**WRITTEN PROBLEM**. Please rewrite all the data below as a JSON list of strings, one string per line, and skip blank lines. Leave out any picture.

**RECORDS SHOWN**.
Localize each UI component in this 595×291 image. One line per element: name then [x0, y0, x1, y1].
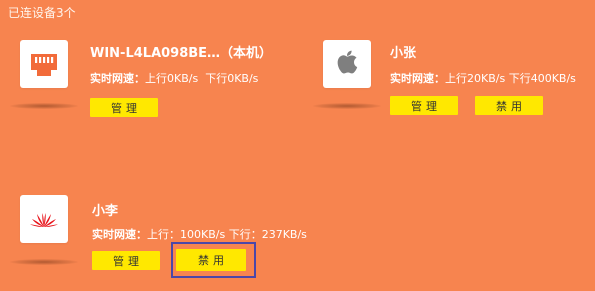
device-speed: 实时网速：上行20KB/s 下行400KB/s — [390, 70, 576, 86]
ethernet-port-icon — [20, 40, 68, 88]
icon-shadow — [10, 259, 78, 265]
download-speed: 下行：237KB/s — [228, 228, 307, 241]
huawei-logo-icon — [20, 195, 68, 243]
block-button[interactable]: 禁用 — [176, 249, 246, 271]
manage-button[interactable]: 管理 — [390, 96, 458, 115]
speed-label: 实时网速： — [390, 72, 445, 85]
download-speed: 下行400KB/s — [508, 72, 576, 85]
icon-shadow — [10, 103, 78, 109]
device-name: 小张 — [390, 46, 417, 61]
speed-label: 实时网速： — [92, 228, 147, 241]
device-speed: 实时网速：上行0KB/s 下行0KB/s — [90, 70, 258, 86]
connected-device-count: 已连设备3个 — [8, 6, 76, 20]
upload-speed: 上行：100KB/s — [147, 228, 226, 241]
upload-speed: 上行20KB/s — [445, 72, 506, 85]
manage-button[interactable]: 管理 — [90, 98, 158, 117]
block-button[interactable]: 禁用 — [475, 96, 543, 115]
device-speed: 实时网速：上行：100KB/s 下行：237KB/s — [92, 226, 307, 242]
download-speed: 下行0KB/s — [205, 72, 259, 85]
apple-logo-icon — [323, 40, 371, 88]
device-name: WIN-L4LA098BE…（本机） — [90, 46, 273, 61]
upload-speed: 上行0KB/s — [145, 72, 199, 85]
icon-shadow — [313, 103, 381, 109]
device-name: 小李 — [92, 204, 119, 219]
manage-button[interactable]: 管理 — [92, 251, 160, 270]
speed-label: 实时网速： — [90, 72, 145, 85]
connected-devices-panel: 已连设备3个 WIN-L4LA098BE…（本机） 实时网速：上行0KB/s 下… — [0, 0, 595, 291]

**CORRECT OUTPUT**.
[
  "Localize each UI component in this 595×291 image. One line per element: name then [x0, y0, x1, y1].",
  "device-speed: 实时网速：上行20KB/s 下行400KB/s — [390, 70, 576, 86]",
  "ethernet-port-icon — [20, 40, 68, 88]",
  "icon-shadow — [10, 259, 78, 265]",
  "download-speed: 下行：237KB/s — [228, 228, 307, 241]",
  "huawei-logo-icon — [20, 195, 68, 243]",
  "block-button[interactable]: 禁用 — [176, 249, 246, 271]",
  "manage-button[interactable]: 管理 — [390, 96, 458, 115]",
  "speed-label: 实时网速： — [390, 72, 445, 85]",
  "download-speed: 下行400KB/s — [508, 72, 576, 85]",
  "icon-shadow — [10, 103, 78, 109]",
  "device-name: 小张 — [390, 46, 417, 61]",
  "speed-label: 实时网速： — [92, 228, 147, 241]",
  "device-speed: 实时网速：上行0KB/s 下行0KB/s — [90, 70, 258, 86]",
  "connected-device-count: 已连设备3个 — [8, 6, 76, 20]",
  "upload-speed: 上行：100KB/s — [147, 228, 226, 241]",
  "upload-speed: 上行20KB/s — [445, 72, 506, 85]",
  "manage-button[interactable]: 管理 — [90, 98, 158, 117]",
  "block-button[interactable]: 禁用 — [475, 96, 543, 115]",
  "device-speed: 实时网速：上行：100KB/s 下行：237KB/s — [92, 226, 307, 242]",
  "download-speed: 下行0KB/s — [205, 72, 259, 85]",
  "apple-logo-icon — [323, 40, 371, 88]",
  "device-name: WIN-L4LA098BE…（本机） — [90, 46, 273, 61]",
  "upload-speed: 上行0KB/s — [145, 72, 199, 85]",
  "icon-shadow — [313, 103, 381, 109]",
  "device-name: 小李 — [92, 204, 119, 219]",
  "manage-button[interactable]: 管理 — [92, 251, 160, 270]",
  "speed-label: 实时网速： — [90, 72, 145, 85]",
  "connected-devices-panel: 已连设备3个 WIN-L4LA098BE…（本机） 实时网速：上行0KB/s 下… — [0, 0, 595, 291]"
]